- Trecho selecionado
• • • • •

O planejamento sexual e reprodutivo é uma condição importante para a saúde das mulheres e homens adolescentes, jovens e adultos.

Todos os indivíduos têm o direito de decidir de forma livre e responsável se querem ou não ter filhos(as), quantos filhos(as) desejam ter e em que momento de suas vidas.

Desta forma, todos têm direito à atenção em planejamento reprodutivo, ou seja, acesso aos métodos e técnicas para a concepção e a anticoncepção, mas também a informações e acompanhamento por um profissional de saúde, num contexto de escolha livre e informada. Também têm direito de exercer a sexualidade e a reprodução livre de discriminação, imposição e violência.

É fundamental o envolvimento dos homens com relação à paternidade responsável, à prevenção de gestações não desejadas e à prevenção das DST/HIV/AIDS.

Enquanto aos SUS?

O Sistema Único de Saúde (SUS) oferece várias opções de métodos contraceptivos e ações para auxiliar o planejamento sexual e reprodutivo, tanto para ajudar quem que ter filhos com orientações para a concepção, quanto para prevenir uma gravidez indesejada, fornecendo informações importantes e acesso a recursos para a anticoncepção, e prevenir as doenças sexualmente transmissíveis.

• • • • •

- Dados fornecidos
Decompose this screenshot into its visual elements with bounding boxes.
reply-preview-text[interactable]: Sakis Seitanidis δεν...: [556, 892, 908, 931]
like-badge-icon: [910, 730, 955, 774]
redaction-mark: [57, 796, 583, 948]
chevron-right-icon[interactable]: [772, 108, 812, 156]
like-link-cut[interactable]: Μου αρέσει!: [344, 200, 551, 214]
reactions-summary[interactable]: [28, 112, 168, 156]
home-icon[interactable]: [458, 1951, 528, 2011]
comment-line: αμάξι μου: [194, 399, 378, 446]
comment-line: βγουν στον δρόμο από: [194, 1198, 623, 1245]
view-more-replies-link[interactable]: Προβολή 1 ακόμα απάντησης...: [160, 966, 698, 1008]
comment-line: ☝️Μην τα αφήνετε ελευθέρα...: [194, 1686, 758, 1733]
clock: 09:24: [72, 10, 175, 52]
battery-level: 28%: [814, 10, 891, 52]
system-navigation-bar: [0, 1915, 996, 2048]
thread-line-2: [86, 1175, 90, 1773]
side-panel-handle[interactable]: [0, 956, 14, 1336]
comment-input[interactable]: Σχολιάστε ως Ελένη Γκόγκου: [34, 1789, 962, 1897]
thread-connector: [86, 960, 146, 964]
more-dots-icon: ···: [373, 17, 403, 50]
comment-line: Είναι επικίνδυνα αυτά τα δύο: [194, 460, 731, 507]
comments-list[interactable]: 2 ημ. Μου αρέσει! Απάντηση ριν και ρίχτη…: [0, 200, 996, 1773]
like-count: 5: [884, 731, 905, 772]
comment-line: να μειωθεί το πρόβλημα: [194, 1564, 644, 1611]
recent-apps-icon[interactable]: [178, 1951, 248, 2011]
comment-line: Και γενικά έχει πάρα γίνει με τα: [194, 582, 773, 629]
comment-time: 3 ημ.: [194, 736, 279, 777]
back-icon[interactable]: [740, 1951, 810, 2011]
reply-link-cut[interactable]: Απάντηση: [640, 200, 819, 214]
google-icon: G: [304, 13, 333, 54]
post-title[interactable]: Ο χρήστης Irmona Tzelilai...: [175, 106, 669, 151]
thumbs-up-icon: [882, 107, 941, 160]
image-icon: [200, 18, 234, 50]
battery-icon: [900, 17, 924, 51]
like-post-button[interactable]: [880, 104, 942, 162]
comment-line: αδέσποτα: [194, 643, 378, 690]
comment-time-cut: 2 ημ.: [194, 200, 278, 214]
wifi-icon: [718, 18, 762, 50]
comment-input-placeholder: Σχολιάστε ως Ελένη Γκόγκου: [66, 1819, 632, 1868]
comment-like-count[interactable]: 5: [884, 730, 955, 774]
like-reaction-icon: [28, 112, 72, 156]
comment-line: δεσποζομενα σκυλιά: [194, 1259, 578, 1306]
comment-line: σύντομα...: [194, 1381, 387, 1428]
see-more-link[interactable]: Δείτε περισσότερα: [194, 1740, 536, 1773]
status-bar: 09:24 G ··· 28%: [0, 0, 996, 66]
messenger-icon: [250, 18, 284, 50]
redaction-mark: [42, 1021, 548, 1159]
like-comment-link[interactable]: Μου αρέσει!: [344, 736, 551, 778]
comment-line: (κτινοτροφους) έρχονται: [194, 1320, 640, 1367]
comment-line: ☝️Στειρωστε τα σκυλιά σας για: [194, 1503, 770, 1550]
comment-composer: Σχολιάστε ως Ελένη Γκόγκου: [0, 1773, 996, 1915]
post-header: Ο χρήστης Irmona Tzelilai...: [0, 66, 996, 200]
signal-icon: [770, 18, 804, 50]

• • • • •

- Atividades propostas
A. Transcreva fielmente o trecho do texto sobre planejamento reprodutivo que começa em "Todos os indivíduos" e termina em "de suas vidas.".
B. Responda com base no texto sobre planejamento reprodutivo:
(i) O que todos os indivíduos têm o direito de decidir?
(ii) Com relação a que três pontos é fundamental o envolvimento dos homens?
(iii) Que sistema oferece várias opções de métodos contraceptivos?

- Respostas das atividades
A.
Todos os indivíduos têm o direito de decidir de forma livre e responsável se querem ou não ter filhos(as), quantos filhos(as) desejam ter e em que momento de suas vidas.

B.
(i) Se querem ou não ter filhos(as), quantos filhos(as) desejam ter e em que momento de suas vidas.
(ii) A paternidade responsável, a prevenção de gestações não desejadas e a prevenção das DST/HIV/AIDS.
(iii) O Sistema Único de Saúde (SUS).